### Your objective:
Reproduce the mailing list text below on the Value implementation (JCR-680) in full, word for word.

PS. I should probably present the proposed changes as a sequence of
incremental changes than as a single revolutionary patch.

BR,

Jukka Zitting


Re: [jira] Commented: (JCR-680) Improve the Value implementation

2006-12-27 Thread Thomas Mueller

Hi Jukka,

So far I thought 'values' is quite a simple concept, and with some
exceptions (for example the problems with streams) I thought it should
be possible to implement it in a simple way. To tell you the truth, I
don't understand the class diagram. For me, it is very complex, I'm
confused. For example, I don't understand why you made the distinction
between initial and committed values? Also I don't understand what
GenericValue is for (specially the hashCode method of this class seems
strange, it looks like it is very inefficient because it is always
creates a String and doesn't cache the hash value). Other things that
are inefficient are CommittedStringValue.getXYZ() because those
methods always create Parser objects. But I just don't understand the
concept, I'm not saying it is 'wrong' (maybe we can guarantee that
these functions are not used a lot).

By the way, one concept I don't currently see in the value factory
implementation is caching of commonly used values (except for
CommittedTrueValue / CommittedFalseValue). In my experience, this
improves the performance and saves a lot of memory because it is very
common that a small set of values is used in many places. I could
implement such a feature later on if it is not implemented yet.

### Data:

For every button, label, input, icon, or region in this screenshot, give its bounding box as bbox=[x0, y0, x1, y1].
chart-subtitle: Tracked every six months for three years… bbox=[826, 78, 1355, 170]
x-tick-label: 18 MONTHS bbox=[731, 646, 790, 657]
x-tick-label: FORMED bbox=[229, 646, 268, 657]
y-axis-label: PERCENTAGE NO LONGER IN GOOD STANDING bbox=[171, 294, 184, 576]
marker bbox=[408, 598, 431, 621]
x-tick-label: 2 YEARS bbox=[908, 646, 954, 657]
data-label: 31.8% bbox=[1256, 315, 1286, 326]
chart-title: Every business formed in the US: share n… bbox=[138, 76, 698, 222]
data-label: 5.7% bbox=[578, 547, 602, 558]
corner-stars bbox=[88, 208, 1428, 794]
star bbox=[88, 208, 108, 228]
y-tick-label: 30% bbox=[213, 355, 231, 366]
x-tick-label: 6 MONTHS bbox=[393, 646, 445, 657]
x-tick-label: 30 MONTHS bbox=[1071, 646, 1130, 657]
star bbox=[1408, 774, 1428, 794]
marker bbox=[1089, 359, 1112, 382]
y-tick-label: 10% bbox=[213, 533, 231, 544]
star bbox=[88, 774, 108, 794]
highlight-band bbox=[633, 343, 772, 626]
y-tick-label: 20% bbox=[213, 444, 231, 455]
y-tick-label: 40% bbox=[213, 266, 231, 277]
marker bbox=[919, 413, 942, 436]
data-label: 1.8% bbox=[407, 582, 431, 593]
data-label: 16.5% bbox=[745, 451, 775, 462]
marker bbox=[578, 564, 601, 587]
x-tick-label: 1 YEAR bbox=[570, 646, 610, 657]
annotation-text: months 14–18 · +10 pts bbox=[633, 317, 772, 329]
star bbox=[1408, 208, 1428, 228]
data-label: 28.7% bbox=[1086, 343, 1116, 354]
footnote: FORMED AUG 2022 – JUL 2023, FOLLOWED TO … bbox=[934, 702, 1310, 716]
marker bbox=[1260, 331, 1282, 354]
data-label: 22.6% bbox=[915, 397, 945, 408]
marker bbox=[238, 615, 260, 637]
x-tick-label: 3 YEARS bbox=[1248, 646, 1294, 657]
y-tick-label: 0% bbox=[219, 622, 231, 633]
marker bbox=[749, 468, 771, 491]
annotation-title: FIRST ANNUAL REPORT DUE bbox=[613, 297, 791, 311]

### Output for this exercise:
PS. I should probably present the proposed changes as a sequence of
incremental changes than as a single revolutionary patch.

BR,

Jukka Zitting


Re: [jira] Commented: (JCR-680) Improve the Value implementation

2006-12-27 Thread Thomas Mueller

Hi Jukka,

So far I thought 'values' is quite a simple concept, and with some
exceptions (for example the problems with streams) I thought it should
be possible to implement it in a simple way. To tell you the truth, I
don't understand the class diagram. For me, it is very complex, I'm
confused. For example, I don't understand why you made the distinction
between initial and committed values? Also I don't understand what
GenericValue is for (specially the hashCode method of this class seems
strange, it looks like it is very inefficient because it is always
creates a String and doesn't cache the hash value). Other things that
are inefficient are CommittedStringValue.getXYZ() because those
methods always create Parser objects. But I just don't understand the
concept, I'm not saying it is 'wrong' (maybe we can guarantee that
these functions are not used a lot).

By the way, one concept I don't currently see in the value factory
implementation is caching of commonly used values (except for
CommittedTrueValue / CommittedFalseValue). In my experience, this
improves the performance and saves a lot of memory because it is very
common that a small set of values is used in many places. I could
implement such a feature later on if it is not implemented yet.